▸ Input rows:
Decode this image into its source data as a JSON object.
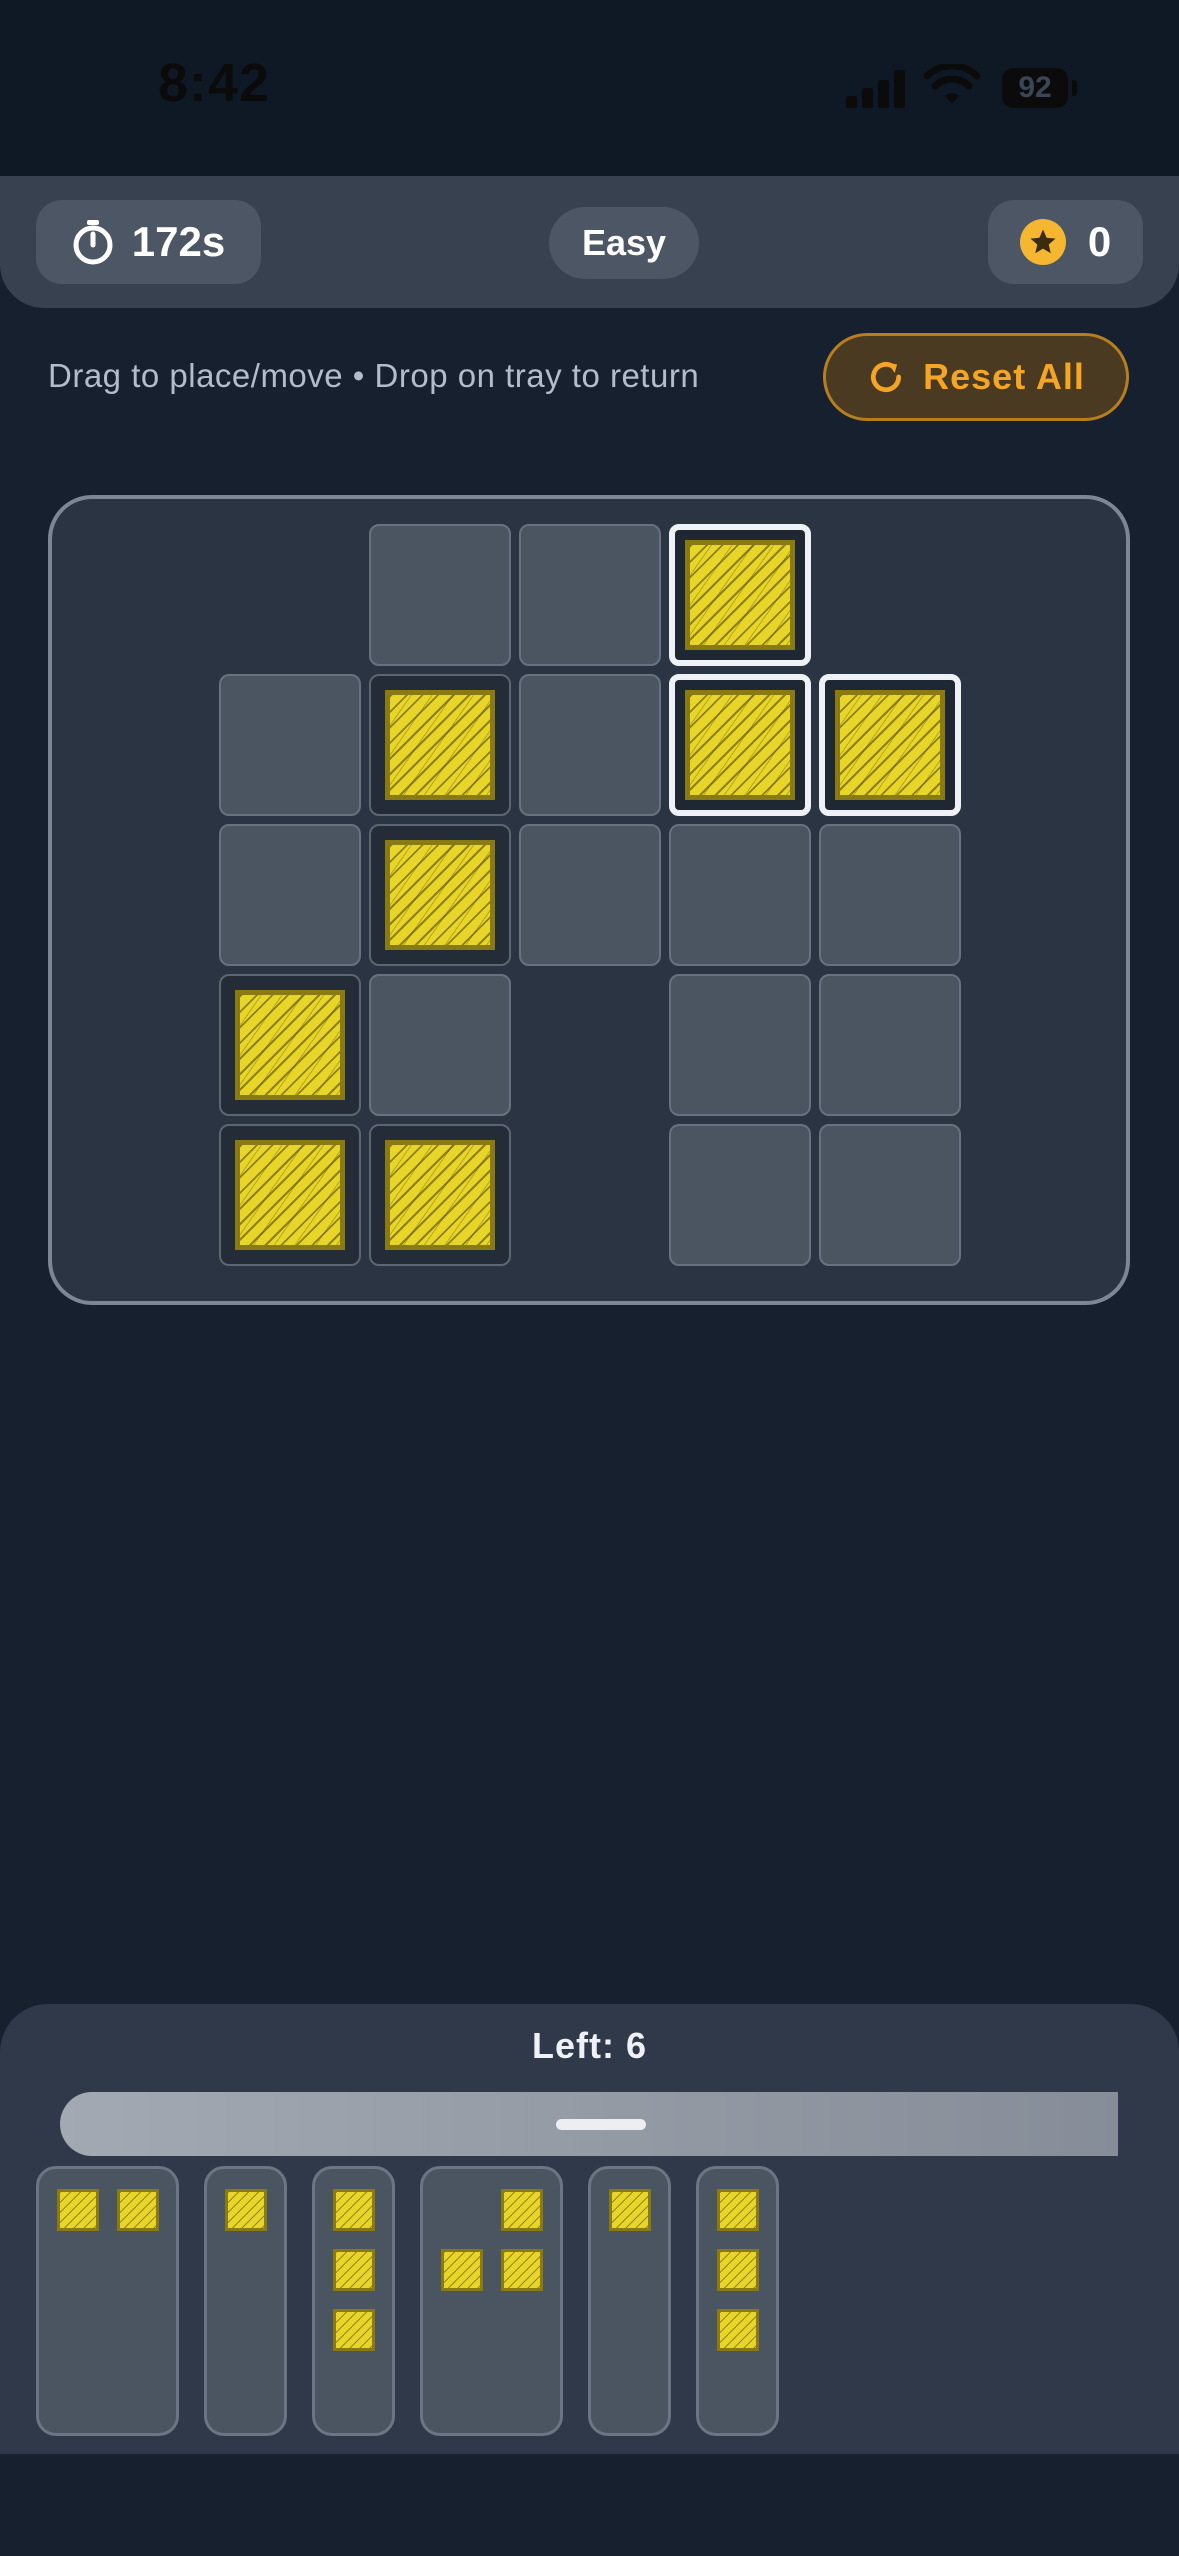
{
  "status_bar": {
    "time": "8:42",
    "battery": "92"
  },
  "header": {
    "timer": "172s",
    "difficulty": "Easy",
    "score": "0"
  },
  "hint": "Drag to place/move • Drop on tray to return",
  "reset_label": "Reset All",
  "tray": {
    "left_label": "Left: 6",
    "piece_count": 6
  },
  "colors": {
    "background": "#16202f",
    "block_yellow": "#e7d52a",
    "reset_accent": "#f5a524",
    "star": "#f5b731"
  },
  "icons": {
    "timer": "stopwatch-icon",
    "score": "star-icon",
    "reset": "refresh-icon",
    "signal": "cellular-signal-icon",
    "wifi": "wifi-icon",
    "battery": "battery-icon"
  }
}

▸ Short problem:
Transcribe all the data word for word; the images stay out.

▸ In response:
Decode this image into its source data as a JSON object.
{
  "status_bar": {
    "time": "8:42",
    "battery": "92"
  },
  "header": {
    "timer": "172s",
    "difficulty": "Easy",
    "score": "0"
  },
  "hint": "Drag to place/move • Drop on tray to return",
  "reset_label": "Reset All",
  "tray": {
    "left_label": "Left: 6",
    "piece_count": 6
  },
  "colors": {
    "background": "#16202f",
    "block_yellow": "#e7d52a",
    "reset_accent": "#f5a524",
    "star": "#f5b731"
  },
  "icons": {
    "timer": "stopwatch-icon",
    "score": "star-icon",
    "reset": "refresh-icon",
    "signal": "cellular-signal-icon",
    "wifi": "wifi-icon",
    "battery": "battery-icon"
  }
}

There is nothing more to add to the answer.